*Consignes de travail*.
Recopiez le passage sur Ryanair entre « DUBLIN. Quand une » et « C’est tout dire. » inclus, en remplaçant « pâquerettes » par « marguerites ».

*Passage étudié*.
__________________________________________________

DUBLIN. Quand une entreprise va mal, qu’elle n’est plus au goût du jour ou que son image perd de sa magie, il lui suffit bien souvent d’opérer un petit lifting et de se refaire le logo. On l’a vu avec Mac Do qui est passé du rouge au vert, on l’a bu avec Renaud qui est passé au verre de rouge et bien d’autres qui ont changé les couleurs de leur petit monde pour coller a celles du temps.
La baisse de popularité que Ryanair connaît aujourd’hui est à l’inverse de l’engouement qu’elle suscitait hier. Il n’y a presque plus de pilotes dans les avions, le nombre de vols chutent en piqué, la réputation vole au raz des pâquerettes, et même les pingres clients qui, d’habitude regardent à 10 cents pour convoler au plus juste, sont prêts à délier les cordons cadenassés de leur bourse pour partir avec la concurrence. C’est tout dire.

__________________________________________________

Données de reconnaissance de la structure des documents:
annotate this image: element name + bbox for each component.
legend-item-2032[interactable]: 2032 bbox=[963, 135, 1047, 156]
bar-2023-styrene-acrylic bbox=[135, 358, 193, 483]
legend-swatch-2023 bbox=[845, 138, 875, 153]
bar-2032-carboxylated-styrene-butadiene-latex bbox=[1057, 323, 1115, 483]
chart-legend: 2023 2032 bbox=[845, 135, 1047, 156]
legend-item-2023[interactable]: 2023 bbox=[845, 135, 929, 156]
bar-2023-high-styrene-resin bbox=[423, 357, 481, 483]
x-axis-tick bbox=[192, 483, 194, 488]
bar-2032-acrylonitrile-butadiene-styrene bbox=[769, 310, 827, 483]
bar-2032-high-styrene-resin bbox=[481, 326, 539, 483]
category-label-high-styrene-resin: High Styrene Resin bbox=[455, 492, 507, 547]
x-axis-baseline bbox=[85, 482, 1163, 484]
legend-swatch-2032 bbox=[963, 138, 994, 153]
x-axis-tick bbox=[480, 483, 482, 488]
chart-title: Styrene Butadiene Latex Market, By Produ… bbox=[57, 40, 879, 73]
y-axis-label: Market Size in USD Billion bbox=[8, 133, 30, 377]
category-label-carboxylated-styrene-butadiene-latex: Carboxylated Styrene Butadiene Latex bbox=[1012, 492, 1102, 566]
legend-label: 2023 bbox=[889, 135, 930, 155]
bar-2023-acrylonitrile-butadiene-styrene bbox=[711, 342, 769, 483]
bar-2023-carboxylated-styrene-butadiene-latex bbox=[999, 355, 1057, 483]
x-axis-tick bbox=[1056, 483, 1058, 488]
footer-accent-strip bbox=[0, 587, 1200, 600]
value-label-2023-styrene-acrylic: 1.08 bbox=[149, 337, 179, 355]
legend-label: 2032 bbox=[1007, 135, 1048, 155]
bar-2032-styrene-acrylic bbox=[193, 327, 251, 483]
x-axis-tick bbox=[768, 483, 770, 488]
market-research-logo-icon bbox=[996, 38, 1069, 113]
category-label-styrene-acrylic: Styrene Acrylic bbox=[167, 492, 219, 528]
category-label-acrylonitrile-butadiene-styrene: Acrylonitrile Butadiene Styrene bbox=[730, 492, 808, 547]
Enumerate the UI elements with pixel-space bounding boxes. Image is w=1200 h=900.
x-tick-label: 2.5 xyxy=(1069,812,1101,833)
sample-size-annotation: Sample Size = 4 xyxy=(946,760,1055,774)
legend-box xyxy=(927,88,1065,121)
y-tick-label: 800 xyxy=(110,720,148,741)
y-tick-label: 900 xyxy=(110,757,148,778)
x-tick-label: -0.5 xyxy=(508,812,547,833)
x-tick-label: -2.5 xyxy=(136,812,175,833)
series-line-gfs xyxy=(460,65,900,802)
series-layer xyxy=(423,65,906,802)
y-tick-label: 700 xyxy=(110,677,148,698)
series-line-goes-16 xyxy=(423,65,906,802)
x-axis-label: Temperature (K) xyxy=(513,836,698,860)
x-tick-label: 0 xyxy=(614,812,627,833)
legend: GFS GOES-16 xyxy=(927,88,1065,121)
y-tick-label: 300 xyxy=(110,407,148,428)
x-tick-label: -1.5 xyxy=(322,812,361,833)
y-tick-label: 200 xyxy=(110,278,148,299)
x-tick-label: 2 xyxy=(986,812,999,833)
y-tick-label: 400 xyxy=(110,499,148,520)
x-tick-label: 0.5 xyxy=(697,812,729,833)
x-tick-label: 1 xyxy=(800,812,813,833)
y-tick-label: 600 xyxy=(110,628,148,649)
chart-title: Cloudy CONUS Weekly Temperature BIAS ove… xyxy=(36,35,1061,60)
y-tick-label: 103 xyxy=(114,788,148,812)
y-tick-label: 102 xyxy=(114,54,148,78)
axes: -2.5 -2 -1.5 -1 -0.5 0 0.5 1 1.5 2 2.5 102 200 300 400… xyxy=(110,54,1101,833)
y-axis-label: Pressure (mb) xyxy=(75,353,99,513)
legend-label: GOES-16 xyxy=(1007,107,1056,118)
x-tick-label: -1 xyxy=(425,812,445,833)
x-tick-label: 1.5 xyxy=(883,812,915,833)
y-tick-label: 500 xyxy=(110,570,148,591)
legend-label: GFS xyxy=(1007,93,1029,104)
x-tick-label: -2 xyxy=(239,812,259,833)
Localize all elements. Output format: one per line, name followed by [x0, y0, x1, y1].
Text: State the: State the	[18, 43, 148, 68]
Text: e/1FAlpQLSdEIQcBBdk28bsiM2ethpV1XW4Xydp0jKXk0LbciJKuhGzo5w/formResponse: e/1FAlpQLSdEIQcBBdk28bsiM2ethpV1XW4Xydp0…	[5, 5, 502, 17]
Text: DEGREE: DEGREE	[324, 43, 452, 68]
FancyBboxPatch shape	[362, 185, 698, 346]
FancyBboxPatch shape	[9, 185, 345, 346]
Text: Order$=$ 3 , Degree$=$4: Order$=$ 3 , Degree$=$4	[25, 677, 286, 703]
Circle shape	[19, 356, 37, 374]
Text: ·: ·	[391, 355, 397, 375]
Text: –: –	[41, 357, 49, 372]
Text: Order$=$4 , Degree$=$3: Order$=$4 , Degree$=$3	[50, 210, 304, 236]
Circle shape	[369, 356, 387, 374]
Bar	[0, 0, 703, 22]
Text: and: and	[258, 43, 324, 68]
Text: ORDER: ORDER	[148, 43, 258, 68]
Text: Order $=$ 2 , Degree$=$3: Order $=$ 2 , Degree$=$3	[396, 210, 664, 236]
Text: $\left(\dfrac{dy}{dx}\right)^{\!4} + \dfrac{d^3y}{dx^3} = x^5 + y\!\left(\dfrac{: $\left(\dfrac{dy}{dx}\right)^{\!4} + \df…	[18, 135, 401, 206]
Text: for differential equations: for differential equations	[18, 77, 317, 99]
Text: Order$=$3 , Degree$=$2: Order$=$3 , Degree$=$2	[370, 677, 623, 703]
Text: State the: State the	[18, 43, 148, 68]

__________________________________________________

*Réponse proposée*.
DUBLIN. Quand une entreprise va mal, qu’elle n’est plus au goût du jour ou que son image perd de sa magie, il lui suffit bien souvent d’opérer un petit lifting et de se refaire le logo. On l’a vu avec Mac Do qui est passé du rouge au vert, on l’a bu avec Renaud qui est passé au verre de rouge et bien d’autres qui ont changé les couleurs de leur petit monde pour coller a celles du temps.
La baisse de popularité que Ryanair connaît aujourd’hui est à l’inverse de l’engouement qu’elle suscitait hier. Il n’y a presque plus de pilotes dans les avions, le nombre de vols chutent en piqué, la réputation vole au raz des marguerites, et même les pingres clients qui, d’habitude regardent à 10 cents pour convoler au plus juste, sont prêts à délier les cordons cadenassés de leur bourse pour partir avec la concurrence. C’est tout dire.